**Work to be completed:** Restate the data exactly as given and keep the pictures out.

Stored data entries
____________________

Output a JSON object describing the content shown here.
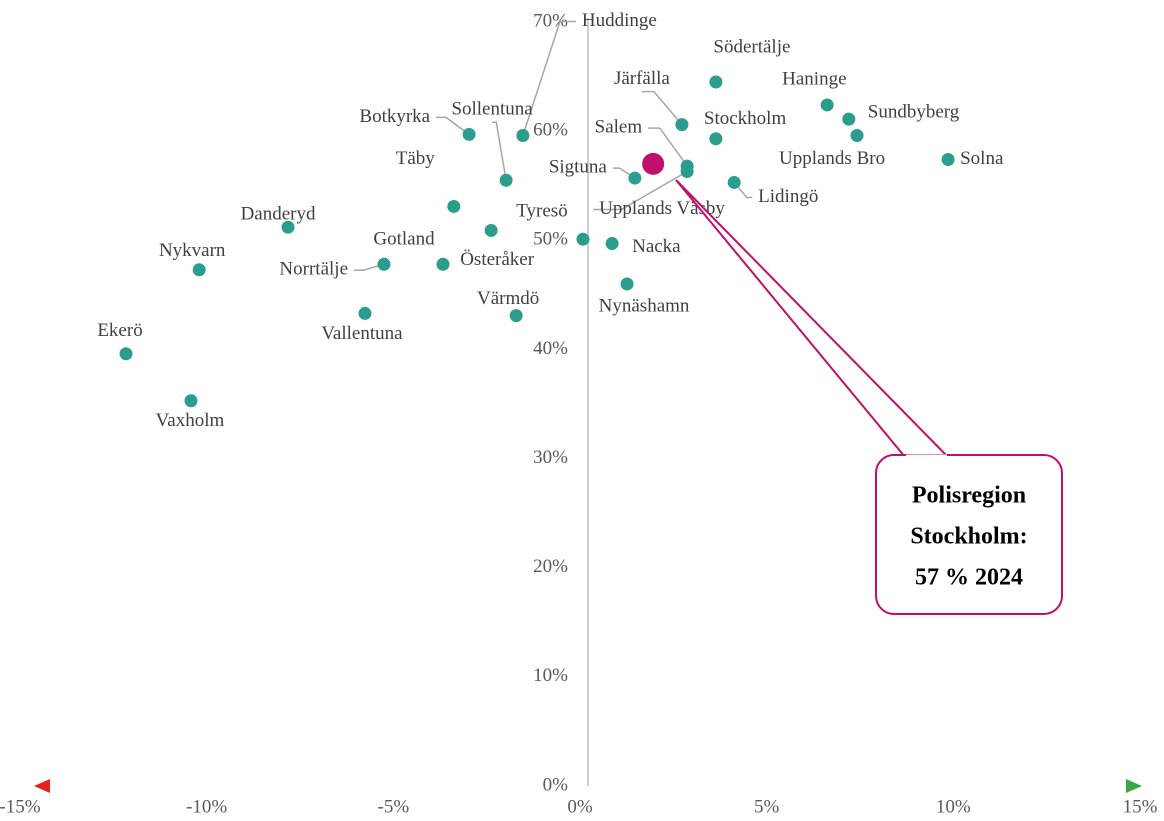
{
  "chart_data": {
    "type": "scatter",
    "labels": [
      "Huddinge",
      "Södertälje",
      "Haninge",
      "Sundbyberg",
      "Järfälla",
      "Stockholm",
      "Upplands Bro",
      "Solna",
      "Salem",
      "Upplands Väsby",
      "Sigtuna",
      "Lidingö",
      "Botkyrka",
      "Sollentuna",
      "Täby",
      "Danderyd",
      "Tyresö",
      "Nacka",
      "Nynäshamn",
      "Österåker",
      "Gotland",
      "Norrtälje",
      "Nykvarn",
      "Vallentuna",
      "Värmdö",
      "Ekerö",
      "Vaxholm"
    ],
    "x": [
      -1.53,
      3.64,
      6.62,
      7.2,
      2.73,
      3.64,
      7.42,
      9.86,
      2.87,
      2.87,
      1.47,
      4.13,
      -2.97,
      -1.98,
      -3.38,
      -7.82,
      0.08,
      0.86,
      1.26,
      -2.38,
      -3.67,
      -5.25,
      -10.2,
      -5.76,
      -1.71,
      -12.16,
      -10.42
    ],
    "values": [
      59.6,
      64.5,
      62.4,
      61.1,
      60.6,
      59.3,
      59.6,
      57.4,
      56.8,
      56.3,
      55.7,
      55.3,
      59.7,
      55.5,
      53.1,
      51.2,
      50.1,
      49.7,
      46.0,
      50.9,
      47.8,
      47.8,
      47.3,
      43.3,
      43.1,
      39.6,
      35.3
    ],
    "color": "#2a9d8f",
    "highlight": {
      "x": 1.96,
      "value": 57,
      "color": "#c0106e"
    },
    "annotation": [
      "Polisregion",
      "Stockholm:",
      "57 % 2024"
    ],
    "xlim": [
      -15,
      15
    ],
    "xticks": [
      {
        "value": -15,
        "label": "-15%"
      },
      {
        "value": -10,
        "label": "-10%"
      },
      {
        "value": -5,
        "label": "-5%"
      },
      {
        "value": 0,
        "label": "0%"
      },
      {
        "value": 5,
        "label": "5%"
      },
      {
        "value": 10,
        "label": "10%"
      },
      {
        "value": 15,
        "label": "15%"
      }
    ],
    "ylim": [
      0,
      70
    ],
    "yticks": [
      {
        "value": 0,
        "label": "0%"
      },
      {
        "value": 10,
        "label": "10%"
      },
      {
        "value": 20,
        "label": "20%"
      },
      {
        "value": 30,
        "label": "30%"
      },
      {
        "value": 40,
        "label": "40%"
      },
      {
        "value": 50,
        "label": "50%"
      },
      {
        "value": 60,
        "label": "60%"
      },
      {
        "value": 70,
        "label": "70%"
      }
    ]
  }
}
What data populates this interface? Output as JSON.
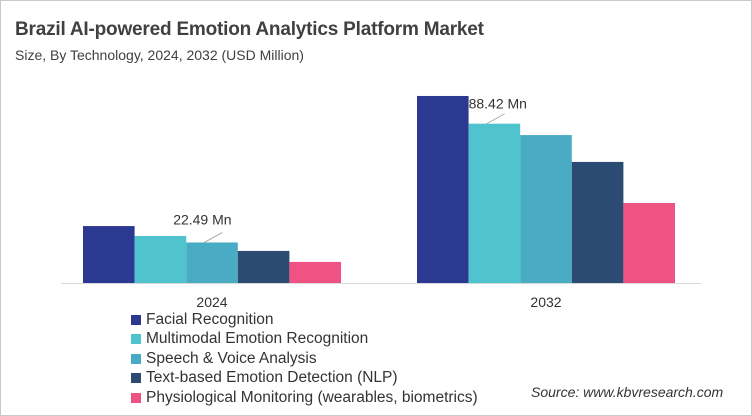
{
  "title": "Brazil AI-powered Emotion Analytics Platform Market",
  "subtitle": "Size, By Technology, 2024, 2032 (USD Million)",
  "source": "Source: www.kbvresearch.com",
  "chart_data": {
    "type": "bar",
    "title": "Brazil AI-powered Emotion Analytics Platform Market",
    "subtitle": "Size, By Technology, 2024, 2032 (USD Million)",
    "categories": [
      "2024",
      "2032"
    ],
    "series": [
      {
        "name": "Facial Recognition",
        "color": "#2b3990",
        "values": [
          31.6,
          103.8
        ]
      },
      {
        "name": "Multimodal Emotion Recognition",
        "color": "#4fc4cf",
        "values": [
          26.1,
          88.42
        ]
      },
      {
        "name": "Speech & Voice Analysis",
        "color": "#4aabc4",
        "values": [
          22.49,
          82.1
        ]
      },
      {
        "name": "Text-based Emotion Detection (NLP)",
        "color": "#2c4b73",
        "values": [
          17.8,
          67.2
        ]
      },
      {
        "name": "Physiological Monitoring (wearables, biometrics)",
        "color": "#ef5383",
        "values": [
          11.7,
          44.4
        ]
      }
    ],
    "annotations": [
      {
        "text": "22.49 Mn",
        "category": "2024",
        "series": "Speech & Voice Analysis"
      },
      {
        "text": "88.42 Mn",
        "category": "2032",
        "series": "Multimodal Emotion Recognition"
      }
    ],
    "ylim": [
      0,
      110
    ],
    "grid": false,
    "legend": "bottom-left"
  }
}
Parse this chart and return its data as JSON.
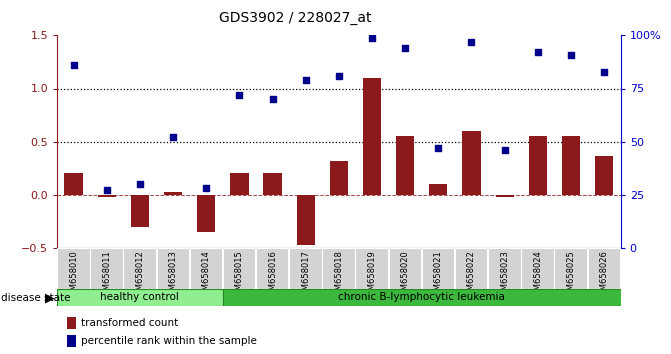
{
  "title": "GDS3902 / 228027_at",
  "samples": [
    "GSM658010",
    "GSM658011",
    "GSM658012",
    "GSM658013",
    "GSM658014",
    "GSM658015",
    "GSM658016",
    "GSM658017",
    "GSM658018",
    "GSM658019",
    "GSM658020",
    "GSM658021",
    "GSM658022",
    "GSM658023",
    "GSM658024",
    "GSM658025",
    "GSM658026"
  ],
  "transformed_count": [
    0.2,
    -0.02,
    -0.3,
    0.03,
    -0.35,
    0.2,
    0.2,
    -0.47,
    0.32,
    1.1,
    0.55,
    0.1,
    0.6,
    -0.02,
    0.55,
    0.55,
    0.36
  ],
  "percentile_rank": [
    86,
    27,
    30,
    52,
    28,
    72,
    70,
    79,
    81,
    99,
    94,
    47,
    97,
    46,
    92,
    91,
    83
  ],
  "ylim_left": [
    -0.5,
    1.5
  ],
  "ylim_right": [
    0,
    100
  ],
  "yticks_left": [
    -0.5,
    0.0,
    0.5,
    1.0,
    1.5
  ],
  "yticks_right": [
    0,
    25,
    50,
    75,
    100
  ],
  "ytick_labels_right": [
    "0",
    "25",
    "50",
    "75",
    "100%"
  ],
  "hlines_dotted": [
    0.5,
    1.0
  ],
  "bar_color": "#8B1A1A",
  "dot_color": "#00008B",
  "n_healthy": 5,
  "disease_label": "disease state",
  "healthy_label": "healthy control",
  "leukemia_label": "chronic B-lymphocytic leukemia",
  "legend_bar_label": "transformed count",
  "legend_dot_label": "percentile rank within the sample",
  "healthy_color": "#90EE90",
  "leukemia_color": "#3CB83C",
  "sample_label_bg": "#D3D3D3",
  "bg_color": "#FFFFFF",
  "left_axis_color": "#8B1A1A",
  "right_axis_color": "#0000CD"
}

____________________

**Result of the task:**
Output a JSON object describing the content shown here.
{
  "chart_data": {
    "type": "scatter",
    "labels": [
      "Huddinge",
      "Södertälje",
      "Haninge",
      "Sundbyberg",
      "Järfälla",
      "Stockholm",
      "Upplands Bro",
      "Solna",
      "Salem",
      "Upplands Väsby",
      "Sigtuna",
      "Lidingö",
      "Botkyrka",
      "Sollentuna",
      "Täby",
      "Danderyd",
      "Tyresö",
      "Nacka",
      "Nynäshamn",
      "Österåker",
      "Gotland",
      "Norrtälje",
      "Nykvarn",
      "Vallentuna",
      "Värmdö",
      "Ekerö",
      "Vaxholm"
    ],
    "x": [
      -1.53,
      3.64,
      6.62,
      7.2,
      2.73,
      3.64,
      7.42,
      9.86,
      2.87,
      2.87,
      1.47,
      4.13,
      -2.97,
      -1.98,
      -3.38,
      -7.82,
      0.08,
      0.86,
      1.26,
      -2.38,
      -3.67,
      -5.25,
      -10.2,
      -5.76,
      -1.71,
      -12.16,
      -10.42
    ],
    "values": [
      59.6,
      64.5,
      62.4,
      61.1,
      60.6,
      59.3,
      59.6,
      57.4,
      56.8,
      56.3,
      55.7,
      55.3,
      59.7,
      55.5,
      53.1,
      51.2,
      50.1,
      49.7,
      46.0,
      50.9,
      47.8,
      47.8,
      47.3,
      43.3,
      43.1,
      39.6,
      35.3
    ],
    "color": "#2a9d8f",
    "highlight": {
      "x": 1.96,
      "value": 57,
      "color": "#c0106e"
    },
    "annotation": [
      "Polisregion",
      "Stockholm:",
      "57 % 2024"
    ],
    "xlim": [
      -15,
      15
    ],
    "xticks": [
      {
        "value": -15,
        "label": "-15%"
      },
      {
        "value": -10,
        "label": "-10%"
      },
      {
        "value": -5,
        "label": "-5%"
      },
      {
        "value": 0,
        "label": "0%"
      },
      {
        "value": 5,
        "label": "5%"
      },
      {
        "value": 10,
        "label": "10%"
      },
      {
        "value": 15,
        "label": "15%"
      }
    ],
    "ylim": [
      0,
      70
    ],
    "yticks": [
      {
        "value": 0,
        "label": "0%"
      },
      {
        "value": 10,
        "label": "10%"
      },
      {
        "value": 20,
        "label": "20%"
      },
      {
        "value": 30,
        "label": "30%"
      },
      {
        "value": 40,
        "label": "40%"
      },
      {
        "value": 50,
        "label": "50%"
      },
      {
        "value": 60,
        "label": "60%"
      },
      {
        "value": 70,
        "label": "70%"
      }
    ]
  }
}
What data populates this interface? Output as JSON.
{
  "title": "Brazil AI-powered Emotion Analytics Platform Market",
  "subtitle": "Size, By Technology, 2024, 2032 (USD Million)",
  "source": "Source: www.kbvresearch.com",
  "chart_data": {
    "type": "bar",
    "title": "Brazil AI-powered Emotion Analytics Platform Market",
    "subtitle": "Size, By Technology, 2024, 2032 (USD Million)",
    "categories": [
      "2024",
      "2032"
    ],
    "series": [
      {
        "name": "Facial Recognition",
        "color": "#2b3990",
        "values": [
          31.6,
          103.8
        ]
      },
      {
        "name": "Multimodal Emotion Recognition",
        "color": "#4fc4cf",
        "values": [
          26.1,
          88.42
        ]
      },
      {
        "name": "Speech & Voice Analysis",
        "color": "#4aabc4",
        "values": [
          22.49,
          82.1
        ]
      },
      {
        "name": "Text-based Emotion Detection (NLP)",
        "color": "#2c4b73",
        "values": [
          17.8,
          67.2
        ]
      },
      {
        "name": "Physiological Monitoring (wearables, biometrics)",
        "color": "#ef5383",
        "values": [
          11.7,
          44.4
        ]
      }
    ],
    "annotations": [
      {
        "text": "22.49 Mn",
        "category": "2024",
        "series": "Speech & Voice Analysis"
      },
      {
        "text": "88.42 Mn",
        "category": "2032",
        "series": "Multimodal Emotion Recognition"
      }
    ],
    "ylim": [
      0,
      110
    ],
    "grid": false,
    "legend": "bottom-left"
  }
}
Parse this chart and return its data as JSON.
{
  "title": "GDS3902 / 228027_at",
  "samples": [
    "GSM658010",
    "GSM658011",
    "GSM658012",
    "GSM658013",
    "GSM658014",
    "GSM658015",
    "GSM658016",
    "GSM658017",
    "GSM658018",
    "GSM658019",
    "GSM658020",
    "GSM658021",
    "GSM658022",
    "GSM658023",
    "GSM658024",
    "GSM658025",
    "GSM658026"
  ],
  "transformed_count": [
    0.2,
    -0.02,
    -0.3,
    0.03,
    -0.35,
    0.2,
    0.2,
    -0.47,
    0.32,
    1.1,
    0.55,
    0.1,
    0.6,
    -0.02,
    0.55,
    0.55,
    0.36
  ],
  "percentile_rank": [
    86,
    27,
    30,
    52,
    28,
    72,
    70,
    79,
    81,
    99,
    94,
    47,
    97,
    46,
    92,
    91,
    83
  ],
  "ylim_left": [
    -0.5,
    1.5
  ],
  "ylim_right": [
    0,
    100
  ],
  "yticks_left": [
    -0.5,
    0.0,
    0.5,
    1.0,
    1.5
  ],
  "yticks_right": [
    0,
    25,
    50,
    75,
    100
  ],
  "ytick_labels_right": [
    "0",
    "25",
    "50",
    "75",
    "100%"
  ],
  "hlines_dotted": [
    0.5,
    1.0
  ],
  "bar_color": "#8B1A1A",
  "dot_color": "#00008B",
  "n_healthy": 5,
  "disease_label": "disease state",
  "healthy_label": "healthy control",
  "leukemia_label": "chronic B-lymphocytic leukemia",
  "legend_bar_label": "transformed count",
  "legend_dot_label": "percentile rank within the sample",
  "healthy_color": "#90EE90",
  "leukemia_color": "#3CB83C",
  "sample_label_bg": "#D3D3D3",
  "bg_color": "#FFFFFF",
  "left_axis_color": "#8B1A1A",
  "right_axis_color": "#0000CD"
}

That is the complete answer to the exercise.